◆ Short task:
Using the listing below, select the lines with the word "right" and copy them.

-- Start --

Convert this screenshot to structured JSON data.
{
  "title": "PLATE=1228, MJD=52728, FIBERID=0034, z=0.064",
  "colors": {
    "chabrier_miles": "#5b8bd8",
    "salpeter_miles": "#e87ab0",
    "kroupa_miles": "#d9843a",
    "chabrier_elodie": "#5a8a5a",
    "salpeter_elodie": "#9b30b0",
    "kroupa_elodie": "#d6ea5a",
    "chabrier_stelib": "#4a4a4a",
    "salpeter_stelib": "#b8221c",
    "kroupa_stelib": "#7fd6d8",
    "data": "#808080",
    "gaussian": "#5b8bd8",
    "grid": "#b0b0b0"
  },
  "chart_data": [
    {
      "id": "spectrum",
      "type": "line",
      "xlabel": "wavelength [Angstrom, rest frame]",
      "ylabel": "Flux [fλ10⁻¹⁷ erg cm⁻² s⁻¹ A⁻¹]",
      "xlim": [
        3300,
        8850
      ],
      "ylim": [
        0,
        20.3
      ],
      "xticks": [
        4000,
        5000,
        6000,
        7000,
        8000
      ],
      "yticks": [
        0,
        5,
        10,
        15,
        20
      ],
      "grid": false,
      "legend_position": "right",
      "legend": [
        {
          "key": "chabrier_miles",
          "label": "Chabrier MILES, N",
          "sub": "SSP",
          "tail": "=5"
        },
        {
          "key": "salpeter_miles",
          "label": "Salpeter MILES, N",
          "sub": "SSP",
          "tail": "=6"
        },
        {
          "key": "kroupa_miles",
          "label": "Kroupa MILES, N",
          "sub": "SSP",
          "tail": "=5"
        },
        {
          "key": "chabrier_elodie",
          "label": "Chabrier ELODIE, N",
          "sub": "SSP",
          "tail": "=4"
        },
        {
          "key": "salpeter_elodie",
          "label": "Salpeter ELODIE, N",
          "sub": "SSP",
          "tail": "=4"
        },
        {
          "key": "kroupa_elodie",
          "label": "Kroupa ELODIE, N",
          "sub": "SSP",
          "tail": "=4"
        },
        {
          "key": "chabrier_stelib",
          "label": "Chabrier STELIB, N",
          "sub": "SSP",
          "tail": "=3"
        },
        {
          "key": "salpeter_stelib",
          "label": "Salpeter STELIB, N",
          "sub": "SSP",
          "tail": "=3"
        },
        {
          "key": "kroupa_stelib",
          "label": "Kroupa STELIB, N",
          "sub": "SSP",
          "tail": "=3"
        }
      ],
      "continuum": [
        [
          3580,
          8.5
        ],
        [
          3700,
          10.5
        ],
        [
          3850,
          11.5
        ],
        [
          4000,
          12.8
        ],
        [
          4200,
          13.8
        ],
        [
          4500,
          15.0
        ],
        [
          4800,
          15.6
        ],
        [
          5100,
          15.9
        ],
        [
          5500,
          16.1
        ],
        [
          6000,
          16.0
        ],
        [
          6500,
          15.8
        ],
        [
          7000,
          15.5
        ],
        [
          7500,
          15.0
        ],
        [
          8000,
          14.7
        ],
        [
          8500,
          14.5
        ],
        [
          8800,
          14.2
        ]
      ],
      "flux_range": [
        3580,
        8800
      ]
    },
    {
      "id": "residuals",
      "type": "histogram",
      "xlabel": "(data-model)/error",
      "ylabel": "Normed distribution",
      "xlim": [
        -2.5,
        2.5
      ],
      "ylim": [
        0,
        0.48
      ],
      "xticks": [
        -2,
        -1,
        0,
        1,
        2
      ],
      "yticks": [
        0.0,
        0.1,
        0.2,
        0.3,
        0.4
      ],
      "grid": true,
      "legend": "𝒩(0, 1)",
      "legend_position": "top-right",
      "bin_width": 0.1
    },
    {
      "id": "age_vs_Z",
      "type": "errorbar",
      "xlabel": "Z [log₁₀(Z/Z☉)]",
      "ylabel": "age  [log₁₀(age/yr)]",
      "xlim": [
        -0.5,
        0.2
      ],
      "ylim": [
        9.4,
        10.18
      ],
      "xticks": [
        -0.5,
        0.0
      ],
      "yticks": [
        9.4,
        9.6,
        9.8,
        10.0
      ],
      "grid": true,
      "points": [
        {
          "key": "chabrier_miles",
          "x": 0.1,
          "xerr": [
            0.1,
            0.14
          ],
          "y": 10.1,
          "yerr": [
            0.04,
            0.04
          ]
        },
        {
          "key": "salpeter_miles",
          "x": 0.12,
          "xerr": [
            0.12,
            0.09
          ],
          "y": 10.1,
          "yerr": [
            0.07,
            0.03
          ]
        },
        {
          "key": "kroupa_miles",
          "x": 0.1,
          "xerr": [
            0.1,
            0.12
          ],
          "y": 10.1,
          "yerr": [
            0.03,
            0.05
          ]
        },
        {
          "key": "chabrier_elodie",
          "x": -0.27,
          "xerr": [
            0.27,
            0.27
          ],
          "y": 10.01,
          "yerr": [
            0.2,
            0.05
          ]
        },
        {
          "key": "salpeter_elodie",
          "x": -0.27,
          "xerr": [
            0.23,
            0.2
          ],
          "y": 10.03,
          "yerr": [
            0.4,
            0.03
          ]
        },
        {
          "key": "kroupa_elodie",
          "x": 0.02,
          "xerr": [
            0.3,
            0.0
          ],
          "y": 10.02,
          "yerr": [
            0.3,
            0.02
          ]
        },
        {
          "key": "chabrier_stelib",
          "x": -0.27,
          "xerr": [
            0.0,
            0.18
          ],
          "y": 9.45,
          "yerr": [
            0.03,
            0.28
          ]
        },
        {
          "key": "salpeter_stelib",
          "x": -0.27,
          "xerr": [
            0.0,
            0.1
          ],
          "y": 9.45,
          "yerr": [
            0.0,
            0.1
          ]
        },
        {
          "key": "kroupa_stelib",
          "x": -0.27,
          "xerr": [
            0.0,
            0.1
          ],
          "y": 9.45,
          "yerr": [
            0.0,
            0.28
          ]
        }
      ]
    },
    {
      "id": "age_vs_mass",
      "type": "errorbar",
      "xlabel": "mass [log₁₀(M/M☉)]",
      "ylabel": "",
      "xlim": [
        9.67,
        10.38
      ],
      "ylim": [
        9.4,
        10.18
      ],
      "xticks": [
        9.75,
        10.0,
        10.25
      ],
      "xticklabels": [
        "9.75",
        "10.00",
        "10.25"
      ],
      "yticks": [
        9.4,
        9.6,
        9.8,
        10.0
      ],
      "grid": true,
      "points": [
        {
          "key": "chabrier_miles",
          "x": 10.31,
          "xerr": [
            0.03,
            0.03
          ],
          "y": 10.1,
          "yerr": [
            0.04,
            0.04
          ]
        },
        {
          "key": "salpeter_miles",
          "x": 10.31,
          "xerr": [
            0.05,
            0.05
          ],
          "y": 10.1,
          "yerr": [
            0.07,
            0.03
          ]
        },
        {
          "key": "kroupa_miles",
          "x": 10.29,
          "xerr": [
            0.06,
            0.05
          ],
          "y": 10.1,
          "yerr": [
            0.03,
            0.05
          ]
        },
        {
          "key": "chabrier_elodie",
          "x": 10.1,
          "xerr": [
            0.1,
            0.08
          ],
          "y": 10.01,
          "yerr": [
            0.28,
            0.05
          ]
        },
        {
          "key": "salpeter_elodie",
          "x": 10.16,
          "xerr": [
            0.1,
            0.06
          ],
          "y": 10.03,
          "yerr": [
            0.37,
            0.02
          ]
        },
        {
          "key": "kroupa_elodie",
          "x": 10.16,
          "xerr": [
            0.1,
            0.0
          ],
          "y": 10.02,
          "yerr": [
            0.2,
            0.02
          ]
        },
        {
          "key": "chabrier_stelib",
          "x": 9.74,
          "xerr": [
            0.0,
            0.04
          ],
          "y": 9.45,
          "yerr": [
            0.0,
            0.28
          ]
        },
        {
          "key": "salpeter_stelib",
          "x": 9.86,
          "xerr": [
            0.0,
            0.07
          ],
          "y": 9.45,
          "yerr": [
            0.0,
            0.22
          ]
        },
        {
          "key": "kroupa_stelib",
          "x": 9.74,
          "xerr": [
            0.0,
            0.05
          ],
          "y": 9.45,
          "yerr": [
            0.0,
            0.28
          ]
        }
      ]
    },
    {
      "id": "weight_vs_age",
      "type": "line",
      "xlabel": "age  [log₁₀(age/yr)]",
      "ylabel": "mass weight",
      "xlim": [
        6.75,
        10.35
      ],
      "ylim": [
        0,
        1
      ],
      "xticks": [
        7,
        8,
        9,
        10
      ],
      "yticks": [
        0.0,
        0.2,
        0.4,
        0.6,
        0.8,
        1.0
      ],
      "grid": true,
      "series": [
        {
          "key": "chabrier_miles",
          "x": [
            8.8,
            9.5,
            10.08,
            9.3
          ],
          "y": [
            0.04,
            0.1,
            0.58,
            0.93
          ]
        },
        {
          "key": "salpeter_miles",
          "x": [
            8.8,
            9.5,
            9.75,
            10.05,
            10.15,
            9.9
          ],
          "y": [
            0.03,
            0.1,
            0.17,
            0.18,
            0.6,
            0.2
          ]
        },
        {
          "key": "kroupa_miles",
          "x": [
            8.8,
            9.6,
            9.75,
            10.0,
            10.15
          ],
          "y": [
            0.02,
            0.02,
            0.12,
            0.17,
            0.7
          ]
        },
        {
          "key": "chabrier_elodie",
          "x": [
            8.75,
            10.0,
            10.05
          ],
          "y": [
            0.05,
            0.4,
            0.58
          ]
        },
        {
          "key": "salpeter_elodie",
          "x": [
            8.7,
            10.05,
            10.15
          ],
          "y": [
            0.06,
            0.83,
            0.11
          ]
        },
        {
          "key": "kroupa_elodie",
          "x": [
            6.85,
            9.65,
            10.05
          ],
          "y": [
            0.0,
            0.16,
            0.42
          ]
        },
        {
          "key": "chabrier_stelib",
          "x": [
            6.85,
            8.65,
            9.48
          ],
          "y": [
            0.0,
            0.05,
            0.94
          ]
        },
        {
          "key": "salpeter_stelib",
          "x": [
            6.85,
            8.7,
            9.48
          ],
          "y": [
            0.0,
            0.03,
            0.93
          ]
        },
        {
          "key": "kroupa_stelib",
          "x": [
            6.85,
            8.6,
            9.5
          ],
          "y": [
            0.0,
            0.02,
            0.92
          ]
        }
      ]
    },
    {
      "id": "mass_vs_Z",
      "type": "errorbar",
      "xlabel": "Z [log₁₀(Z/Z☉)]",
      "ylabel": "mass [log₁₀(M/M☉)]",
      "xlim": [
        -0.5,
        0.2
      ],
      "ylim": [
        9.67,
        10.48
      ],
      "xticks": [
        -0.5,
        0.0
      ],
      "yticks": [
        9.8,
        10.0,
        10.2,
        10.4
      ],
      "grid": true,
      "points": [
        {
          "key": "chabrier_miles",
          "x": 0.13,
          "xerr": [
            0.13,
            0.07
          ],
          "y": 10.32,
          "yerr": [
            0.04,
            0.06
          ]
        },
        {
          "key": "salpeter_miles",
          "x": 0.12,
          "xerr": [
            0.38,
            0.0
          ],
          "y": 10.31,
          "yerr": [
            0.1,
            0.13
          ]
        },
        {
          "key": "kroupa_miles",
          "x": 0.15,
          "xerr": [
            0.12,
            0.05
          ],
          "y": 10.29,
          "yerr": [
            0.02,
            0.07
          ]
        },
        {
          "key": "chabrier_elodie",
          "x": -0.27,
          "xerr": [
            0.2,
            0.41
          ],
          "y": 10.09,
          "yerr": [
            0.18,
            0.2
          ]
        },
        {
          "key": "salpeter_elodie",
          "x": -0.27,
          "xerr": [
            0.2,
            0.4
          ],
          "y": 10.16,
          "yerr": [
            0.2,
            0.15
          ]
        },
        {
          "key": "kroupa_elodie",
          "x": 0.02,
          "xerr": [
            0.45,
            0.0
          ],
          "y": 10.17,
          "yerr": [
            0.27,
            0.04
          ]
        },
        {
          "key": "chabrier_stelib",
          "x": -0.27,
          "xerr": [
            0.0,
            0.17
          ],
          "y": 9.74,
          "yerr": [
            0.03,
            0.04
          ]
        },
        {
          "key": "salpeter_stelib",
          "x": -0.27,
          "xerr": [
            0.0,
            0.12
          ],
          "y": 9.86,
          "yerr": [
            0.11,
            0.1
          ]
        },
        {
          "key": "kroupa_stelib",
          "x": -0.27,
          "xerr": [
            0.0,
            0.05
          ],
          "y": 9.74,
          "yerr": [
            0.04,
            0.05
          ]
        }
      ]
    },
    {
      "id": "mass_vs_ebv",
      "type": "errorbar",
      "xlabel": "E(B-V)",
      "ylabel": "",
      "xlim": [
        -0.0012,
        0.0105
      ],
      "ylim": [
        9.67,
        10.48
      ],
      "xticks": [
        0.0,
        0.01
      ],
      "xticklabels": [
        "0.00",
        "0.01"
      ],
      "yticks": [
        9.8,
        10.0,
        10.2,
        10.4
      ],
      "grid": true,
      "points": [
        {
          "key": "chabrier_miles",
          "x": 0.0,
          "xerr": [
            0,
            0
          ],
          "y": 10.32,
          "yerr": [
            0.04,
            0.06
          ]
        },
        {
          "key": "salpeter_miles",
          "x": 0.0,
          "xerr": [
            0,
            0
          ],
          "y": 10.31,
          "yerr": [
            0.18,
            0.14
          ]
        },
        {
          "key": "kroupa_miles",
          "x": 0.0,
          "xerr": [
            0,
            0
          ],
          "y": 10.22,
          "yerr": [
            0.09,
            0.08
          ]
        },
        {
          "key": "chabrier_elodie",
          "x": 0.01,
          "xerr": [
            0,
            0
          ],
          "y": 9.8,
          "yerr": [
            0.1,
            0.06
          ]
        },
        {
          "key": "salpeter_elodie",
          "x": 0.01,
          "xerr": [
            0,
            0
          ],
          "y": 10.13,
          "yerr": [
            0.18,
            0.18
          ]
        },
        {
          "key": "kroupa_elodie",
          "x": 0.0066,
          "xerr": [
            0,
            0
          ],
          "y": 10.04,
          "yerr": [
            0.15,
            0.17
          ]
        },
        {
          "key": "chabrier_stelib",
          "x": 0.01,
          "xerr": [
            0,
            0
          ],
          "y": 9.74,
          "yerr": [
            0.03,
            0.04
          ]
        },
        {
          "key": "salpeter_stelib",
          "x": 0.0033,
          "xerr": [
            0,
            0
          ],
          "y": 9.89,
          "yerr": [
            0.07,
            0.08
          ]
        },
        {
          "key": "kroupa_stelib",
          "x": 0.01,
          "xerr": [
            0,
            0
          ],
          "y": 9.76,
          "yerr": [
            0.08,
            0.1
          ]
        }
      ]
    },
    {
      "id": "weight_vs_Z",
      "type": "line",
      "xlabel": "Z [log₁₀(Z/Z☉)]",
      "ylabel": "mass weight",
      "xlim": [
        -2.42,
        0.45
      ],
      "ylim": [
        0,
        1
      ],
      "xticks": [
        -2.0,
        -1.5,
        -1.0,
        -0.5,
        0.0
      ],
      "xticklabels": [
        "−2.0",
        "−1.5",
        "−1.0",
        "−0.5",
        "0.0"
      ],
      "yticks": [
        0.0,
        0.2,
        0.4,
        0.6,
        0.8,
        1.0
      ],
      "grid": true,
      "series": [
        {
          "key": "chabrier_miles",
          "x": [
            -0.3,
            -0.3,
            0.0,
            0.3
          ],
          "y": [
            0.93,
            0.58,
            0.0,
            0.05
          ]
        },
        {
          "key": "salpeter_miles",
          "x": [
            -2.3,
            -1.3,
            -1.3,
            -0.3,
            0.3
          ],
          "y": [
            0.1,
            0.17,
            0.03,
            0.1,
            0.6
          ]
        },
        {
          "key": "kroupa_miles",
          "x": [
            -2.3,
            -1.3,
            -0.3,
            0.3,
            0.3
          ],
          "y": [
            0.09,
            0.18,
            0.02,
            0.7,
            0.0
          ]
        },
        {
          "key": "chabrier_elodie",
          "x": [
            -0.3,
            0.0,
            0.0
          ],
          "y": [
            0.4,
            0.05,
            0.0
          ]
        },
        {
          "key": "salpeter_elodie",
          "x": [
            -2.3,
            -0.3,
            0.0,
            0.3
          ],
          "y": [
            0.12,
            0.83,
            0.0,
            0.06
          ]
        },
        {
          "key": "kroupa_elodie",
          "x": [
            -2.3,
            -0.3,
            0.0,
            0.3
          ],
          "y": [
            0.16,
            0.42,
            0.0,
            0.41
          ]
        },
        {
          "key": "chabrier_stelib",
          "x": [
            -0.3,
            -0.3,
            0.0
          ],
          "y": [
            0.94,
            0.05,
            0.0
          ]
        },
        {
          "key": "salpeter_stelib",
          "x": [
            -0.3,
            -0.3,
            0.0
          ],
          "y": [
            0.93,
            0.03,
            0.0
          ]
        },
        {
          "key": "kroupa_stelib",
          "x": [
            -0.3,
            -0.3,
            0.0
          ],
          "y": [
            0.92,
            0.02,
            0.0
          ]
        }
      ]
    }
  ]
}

-- End --

◆ Output below:
      "legend_position": "right",
      "legend_position": "top-right",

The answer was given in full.